Records –
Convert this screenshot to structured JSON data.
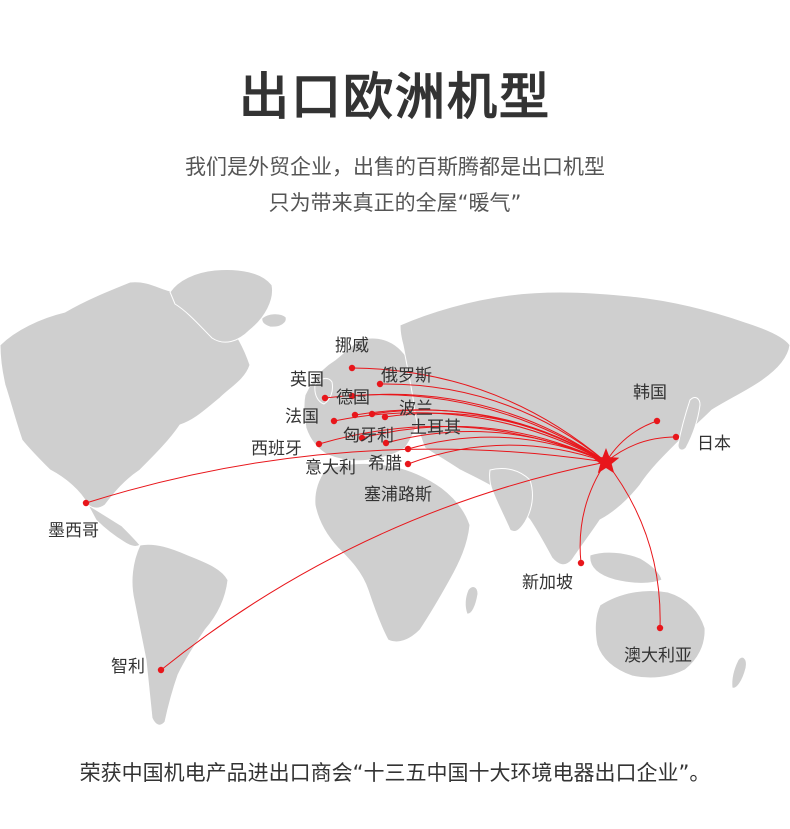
{
  "header": {
    "title": "出口欧洲机型",
    "subtitle_line1": "我们是外贸企业，出售的百斯腾都是出口机型",
    "subtitle_line2": "只为带来真正的全屋“暖气”"
  },
  "map": {
    "countries": {
      "norway": "挪威",
      "uk": "英国",
      "russia": "俄罗斯",
      "germany": "德国",
      "france": "法国",
      "poland": "波兰",
      "turkey": "土耳其",
      "hungary": "匈牙利",
      "spain": "西班牙",
      "italy": "意大利",
      "greece": "希腊",
      "cyprus": "塞浦路斯",
      "korea": "韩国",
      "japan": "日本",
      "mexico": "墨西哥",
      "singapore": "新加坡",
      "australia": "澳大利亚",
      "chile": "智利"
    },
    "colors": {
      "route": "#e8161b",
      "land": "#cfcfcf",
      "hub": "#e8161b"
    }
  },
  "footer": {
    "text": "荣获中国机电产品进出口商会“十三五中国十大环境电器出口企业”。"
  }
}
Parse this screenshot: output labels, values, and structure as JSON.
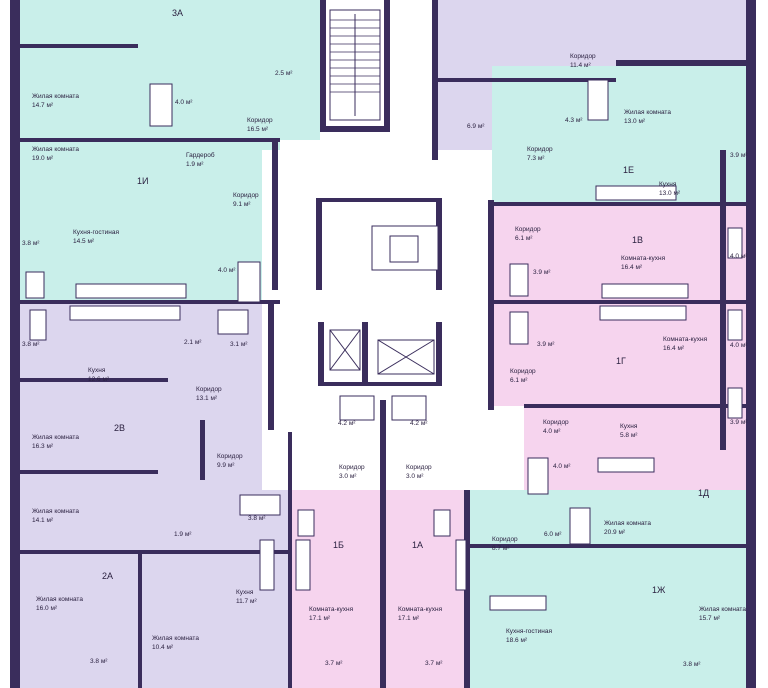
{
  "colors": {
    "wall": "#3a2d5c",
    "teal": "#c9efea",
    "lavender": "#dcd6ee",
    "pink": "#f6d4ee",
    "corridor": "#ffffff"
  },
  "apartments": [
    {
      "id": "3A"
    },
    {
      "id": "1И"
    },
    {
      "id": "2В"
    },
    {
      "id": "2А"
    },
    {
      "id": "1Б"
    },
    {
      "id": "1А"
    },
    {
      "id": "1Е"
    },
    {
      "id": "1В"
    },
    {
      "id": "1Г"
    },
    {
      "id": "1Д"
    },
    {
      "id": "1Ж"
    }
  ],
  "rooms": [
    {
      "name": "Жилая комната",
      "area": "14.7 м²"
    },
    {
      "name": "",
      "area": "4.0 м²"
    },
    {
      "name": "",
      "area": "2.5 м²"
    },
    {
      "name": "Коридор",
      "area": "16.5 м²"
    },
    {
      "name": "Жилая комната",
      "area": "19.0 м²"
    },
    {
      "name": "Гардероб",
      "area": "1.9 м²"
    },
    {
      "name": "Коридор",
      "area": "9.1 м²"
    },
    {
      "name": "Кухня-гостиная",
      "area": "14.5 м²"
    },
    {
      "name": "",
      "area": "3.8 м²"
    },
    {
      "name": "",
      "area": "4.0 м²"
    },
    {
      "name": "",
      "area": "3.8 м²"
    },
    {
      "name": "",
      "area": "2.1 м²"
    },
    {
      "name": "",
      "area": "3.1 м²"
    },
    {
      "name": "Кухня",
      "area": "12.6 м²"
    },
    {
      "name": "Коридор",
      "area": "13.1 м²"
    },
    {
      "name": "Жилая комната",
      "area": "16.3 м²"
    },
    {
      "name": "Коридор",
      "area": "9.9 м²"
    },
    {
      "name": "Жилая комната",
      "area": "14.1 м²"
    },
    {
      "name": "",
      "area": "1.9 м²"
    },
    {
      "name": "",
      "area": "3.8 м²"
    },
    {
      "name": "Кухня",
      "area": "11.7 м²"
    },
    {
      "name": "Жилая комната",
      "area": "16.0 м²"
    },
    {
      "name": "Жилая комната",
      "area": "10.4 м²"
    },
    {
      "name": "",
      "area": "3.8 м²"
    },
    {
      "name": "",
      "area": "4.2 м²"
    },
    {
      "name": "",
      "area": "4.2 м²"
    },
    {
      "name": "Коридор",
      "area": "3.0 м²"
    },
    {
      "name": "Коридор",
      "area": "3.0 м²"
    },
    {
      "name": "Комната-кухня",
      "area": "17.1 м²"
    },
    {
      "name": "Комната-кухня",
      "area": "17.1 м²"
    },
    {
      "name": "",
      "area": "3.7 м²"
    },
    {
      "name": "",
      "area": "3.7 м²"
    },
    {
      "name": "Коридор",
      "area": "11.4 м²"
    },
    {
      "name": "",
      "area": "6.9 м²"
    },
    {
      "name": "",
      "area": "4.3 м²"
    },
    {
      "name": "Жилая комната",
      "area": "13.0 м²"
    },
    {
      "name": "Коридор",
      "area": "7.3 м²"
    },
    {
      "name": "",
      "area": "3.9 м²"
    },
    {
      "name": "Кухня",
      "area": "13.0 м²"
    },
    {
      "name": "Коридор",
      "area": "6.1 м²"
    },
    {
      "name": "",
      "area": "3.9 м²"
    },
    {
      "name": "Комната-кухня",
      "area": "16.4 м²"
    },
    {
      "name": "",
      "area": "4.0 м²"
    },
    {
      "name": "",
      "area": "3.9 м²"
    },
    {
      "name": "Комната-кухня",
      "area": "16.4 м²"
    },
    {
      "name": "",
      "area": "4.0 м²"
    },
    {
      "name": "Коридор",
      "area": "6.1 м²"
    },
    {
      "name": "Коридор",
      "area": "4.0 м²"
    },
    {
      "name": "Кухня",
      "area": "5.8 м²"
    },
    {
      "name": "",
      "area": "3.9 м²"
    },
    {
      "name": "",
      "area": "4.0 м²"
    },
    {
      "name": "Коридор",
      "area": "8.7 м²"
    },
    {
      "name": "",
      "area": "6.0 м²"
    },
    {
      "name": "Жилая комната",
      "area": "20.9 м²"
    },
    {
      "name": "Кухня-гостиная",
      "area": "18.6 м²"
    },
    {
      "name": "Жилая комната",
      "area": "15.7 м²"
    },
    {
      "name": "",
      "area": "3.8 м²"
    }
  ]
}
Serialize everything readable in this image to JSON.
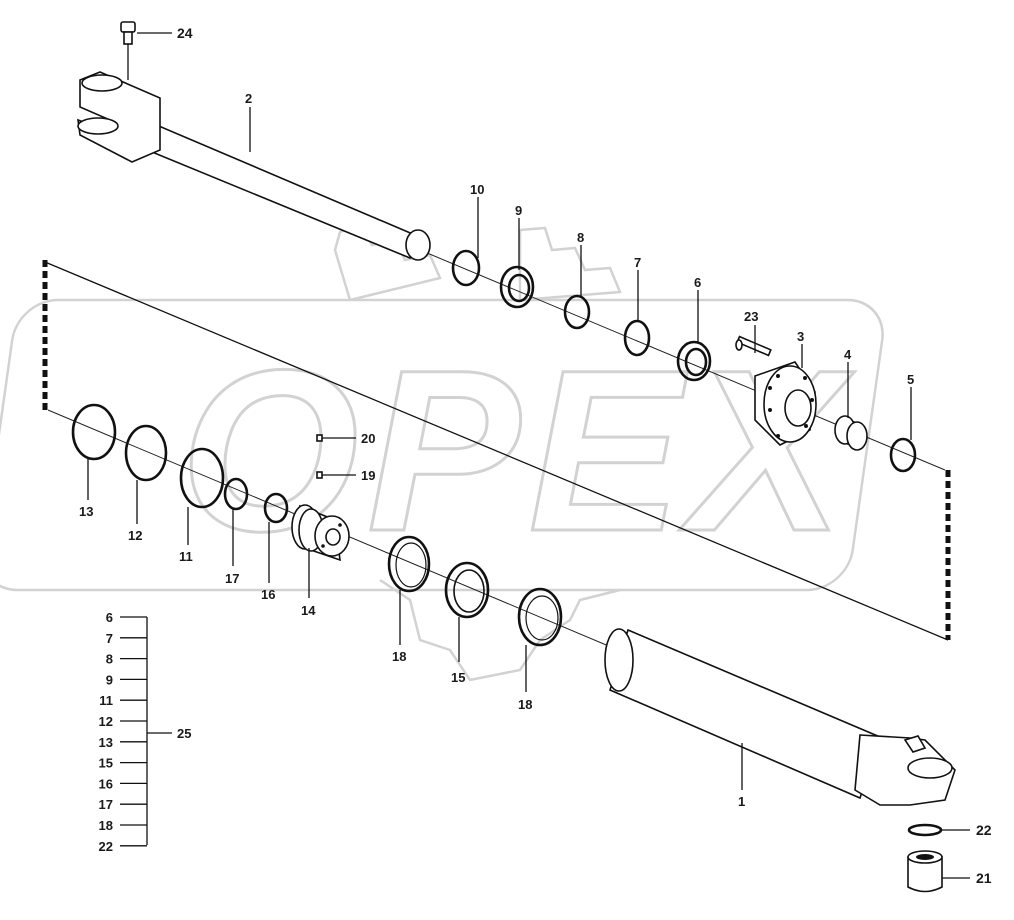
{
  "watermark": "OPEX",
  "callouts": {
    "c1": "1",
    "c2": "2",
    "c3": "3",
    "c4": "4",
    "c5": "5",
    "c6": "6",
    "c7": "7",
    "c8": "8",
    "c9": "9",
    "c10": "10",
    "c11": "11",
    "c12": "12",
    "c13": "13",
    "c14": "14",
    "c15": "15",
    "c16": "16",
    "c17": "17",
    "c18a": "18",
    "c18b": "18",
    "c19": "19",
    "c20": "20",
    "c21": "21",
    "c22": "22",
    "c23": "23",
    "c24": "24"
  },
  "kit": {
    "items": [
      "6",
      "7",
      "8",
      "9",
      "11",
      "12",
      "13",
      "15",
      "16",
      "17",
      "18",
      "22"
    ],
    "label": "25"
  }
}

Objective – Write out an exact copy of the lines beginning at the line that contains "Serialize everything readable" and ending at the last line of the listing. Exclude pictures.

Task result –
Serialize everything readable in this image to JSON.
{
  "watermark": "OPEX",
  "callouts": {
    "c1": "1",
    "c2": "2",
    "c3": "3",
    "c4": "4",
    "c5": "5",
    "c6": "6",
    "c7": "7",
    "c8": "8",
    "c9": "9",
    "c10": "10",
    "c11": "11",
    "c12": "12",
    "c13": "13",
    "c14": "14",
    "c15": "15",
    "c16": "16",
    "c17": "17",
    "c18a": "18",
    "c18b": "18",
    "c19": "19",
    "c20": "20",
    "c21": "21",
    "c22": "22",
    "c23": "23",
    "c24": "24"
  },
  "kit": {
    "items": [
      "6",
      "7",
      "8",
      "9",
      "11",
      "12",
      "13",
      "15",
      "16",
      "17",
      "18",
      "22"
    ],
    "label": "25"
  }
}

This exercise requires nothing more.